Copy out all of the material, matching it word for word.

↓↓↓

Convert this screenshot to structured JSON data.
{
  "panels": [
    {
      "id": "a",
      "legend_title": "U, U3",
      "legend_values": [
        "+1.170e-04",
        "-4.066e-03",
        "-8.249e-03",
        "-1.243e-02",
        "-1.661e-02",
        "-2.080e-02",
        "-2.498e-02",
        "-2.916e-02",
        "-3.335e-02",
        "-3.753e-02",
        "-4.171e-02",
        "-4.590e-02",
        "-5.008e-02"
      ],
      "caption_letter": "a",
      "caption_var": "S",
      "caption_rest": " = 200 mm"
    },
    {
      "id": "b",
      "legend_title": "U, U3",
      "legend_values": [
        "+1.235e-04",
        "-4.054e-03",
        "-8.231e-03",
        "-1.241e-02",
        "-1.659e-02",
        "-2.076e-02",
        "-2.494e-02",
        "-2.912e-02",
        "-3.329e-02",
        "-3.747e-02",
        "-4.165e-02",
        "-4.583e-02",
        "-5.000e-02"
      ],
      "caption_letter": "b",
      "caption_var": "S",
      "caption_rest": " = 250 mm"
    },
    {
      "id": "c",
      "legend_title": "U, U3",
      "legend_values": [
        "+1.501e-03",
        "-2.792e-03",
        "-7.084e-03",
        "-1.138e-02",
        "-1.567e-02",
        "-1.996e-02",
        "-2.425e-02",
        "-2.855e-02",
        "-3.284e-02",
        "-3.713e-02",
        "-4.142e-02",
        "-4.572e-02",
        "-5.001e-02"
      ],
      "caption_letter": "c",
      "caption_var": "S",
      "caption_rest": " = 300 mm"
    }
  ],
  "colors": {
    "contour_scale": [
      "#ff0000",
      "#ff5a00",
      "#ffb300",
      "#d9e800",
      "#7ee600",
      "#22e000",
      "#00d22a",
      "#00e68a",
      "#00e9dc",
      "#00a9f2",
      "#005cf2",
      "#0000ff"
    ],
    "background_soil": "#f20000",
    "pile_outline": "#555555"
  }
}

↑↑↑

→ Exercise response:
Convert this screenshot to structured JSON data.
{
  "panels": [
    {
      "id": "a",
      "legend_title": "U, U3",
      "legend_values": [
        "+1.170e-04",
        "-4.066e-03",
        "-8.249e-03",
        "-1.243e-02",
        "-1.661e-02",
        "-2.080e-02",
        "-2.498e-02",
        "-2.916e-02",
        "-3.335e-02",
        "-3.753e-02",
        "-4.171e-02",
        "-4.590e-02",
        "-5.008e-02"
      ],
      "caption_letter": "a",
      "caption_var": "S",
      "caption_rest": " = 200 mm"
    },
    {
      "id": "b",
      "legend_title": "U, U3",
      "legend_values": [
        "+1.235e-04",
        "-4.054e-03",
        "-8.231e-03",
        "-1.241e-02",
        "-1.659e-02",
        "-2.076e-02",
        "-2.494e-02",
        "-2.912e-02",
        "-3.329e-02",
        "-3.747e-02",
        "-4.165e-02",
        "-4.583e-02",
        "-5.000e-02"
      ],
      "caption_letter": "b",
      "caption_var": "S",
      "caption_rest": " = 250 mm"
    },
    {
      "id": "c",
      "legend_title": "U, U3",
      "legend_values": [
        "+1.501e-03",
        "-2.792e-03",
        "-7.084e-03",
        "-1.138e-02",
        "-1.567e-02",
        "-1.996e-02",
        "-2.425e-02",
        "-2.855e-02",
        "-3.284e-02",
        "-3.713e-02",
        "-4.142e-02",
        "-4.572e-02",
        "-5.001e-02"
      ],
      "caption_letter": "c",
      "caption_var": "S",
      "caption_rest": " = 300 mm"
    }
  ],
  "colors": {
    "contour_scale": [
      "#ff0000",
      "#ff5a00",
      "#ffb300",
      "#d9e800",
      "#7ee600",
      "#22e000",
      "#00d22a",
      "#00e68a",
      "#00e9dc",
      "#00a9f2",
      "#005cf2",
      "#0000ff"
    ],
    "background_soil": "#f20000",
    "pile_outline": "#555555"
  }
}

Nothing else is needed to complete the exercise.